_WORK REQUIRED_
Print the records below word for word, but leave out the pictures.

___ DATASET ENTRIES

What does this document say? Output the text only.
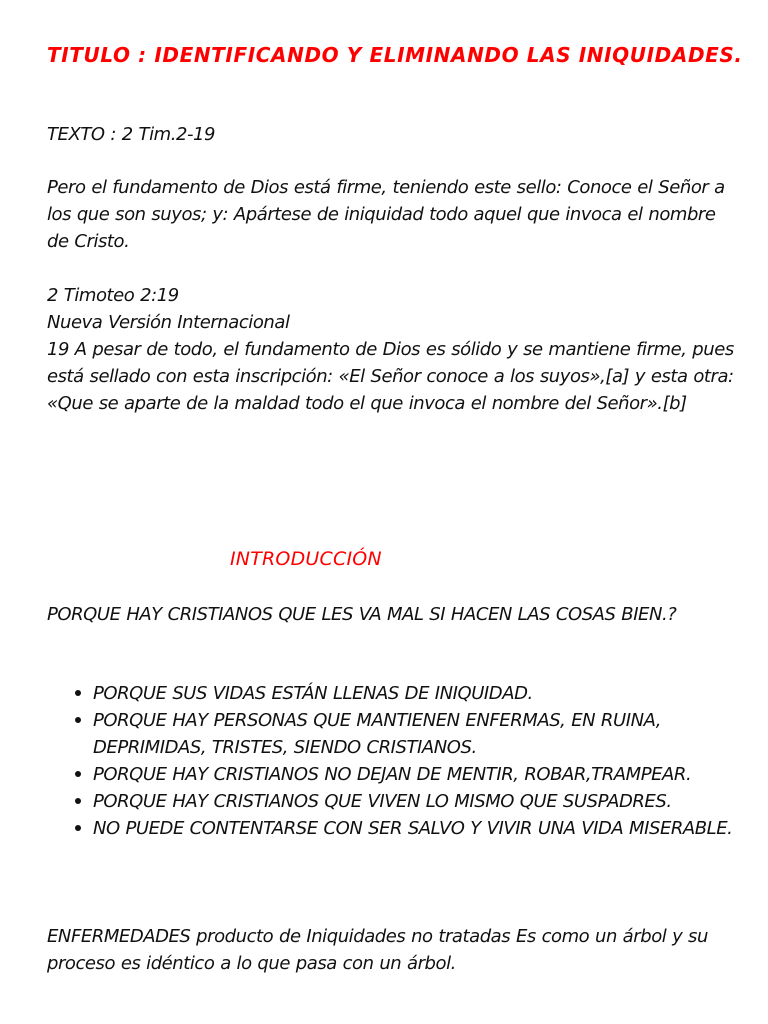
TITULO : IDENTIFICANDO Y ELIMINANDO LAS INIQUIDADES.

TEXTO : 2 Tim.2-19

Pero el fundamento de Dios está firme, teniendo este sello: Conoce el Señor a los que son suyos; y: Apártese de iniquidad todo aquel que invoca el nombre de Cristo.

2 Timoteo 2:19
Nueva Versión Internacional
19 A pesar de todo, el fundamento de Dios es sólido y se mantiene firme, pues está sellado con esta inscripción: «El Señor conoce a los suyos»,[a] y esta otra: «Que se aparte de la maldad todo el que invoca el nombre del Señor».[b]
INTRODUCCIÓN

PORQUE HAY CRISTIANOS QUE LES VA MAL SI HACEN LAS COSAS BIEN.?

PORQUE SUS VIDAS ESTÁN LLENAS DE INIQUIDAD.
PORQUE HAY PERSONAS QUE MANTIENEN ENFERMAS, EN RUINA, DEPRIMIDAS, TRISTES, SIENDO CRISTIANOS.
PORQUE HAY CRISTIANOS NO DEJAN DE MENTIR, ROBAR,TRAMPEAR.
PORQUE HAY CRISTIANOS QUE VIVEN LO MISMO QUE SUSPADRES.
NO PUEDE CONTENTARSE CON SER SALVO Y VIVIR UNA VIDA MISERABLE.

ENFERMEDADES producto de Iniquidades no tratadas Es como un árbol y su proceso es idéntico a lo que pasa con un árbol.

______

_CORRECT RESPONSE_
What does this document say? Output the text only.
TITULO : IDENTIFICANDO Y ELIMINANDO LAS INIQUIDADES.

TEXTO : 2 Tim.2-19

Pero el fundamento de Dios está firme, teniendo este sello: Conoce el Señor a los que son suyos; y: Apártese de iniquidad todo aquel que invoca el nombre de Cristo.

2 Timoteo 2:19
Nueva Versión Internacional
19 A pesar de todo, el fundamento de Dios es sólido y se mantiene firme, pues está sellado con esta inscripción: «El Señor conoce a los suyos»,[a] y esta otra: «Que se aparte de la maldad todo el que invoca el nombre del Señor».[b]
INTRODUCCIÓN

PORQUE HAY CRISTIANOS QUE LES VA MAL SI HACEN LAS COSAS BIEN.?

PORQUE SUS VIDAS ESTÁN LLENAS DE INIQUIDAD.
PORQUE HAY PERSONAS QUE MANTIENEN ENFERMAS, EN RUINA, DEPRIMIDAS, TRISTES, SIENDO CRISTIANOS.
PORQUE HAY CRISTIANOS NO DEJAN DE MENTIR, ROBAR,TRAMPEAR.
PORQUE HAY CRISTIANOS QUE VIVEN LO MISMO QUE SUSPADRES.
NO PUEDE CONTENTARSE CON SER SALVO Y VIVIR UNA VIDA MISERABLE.

ENFERMEDADES producto de Iniquidades no tratadas Es como un árbol y su proceso es idéntico a lo que pasa con un árbol.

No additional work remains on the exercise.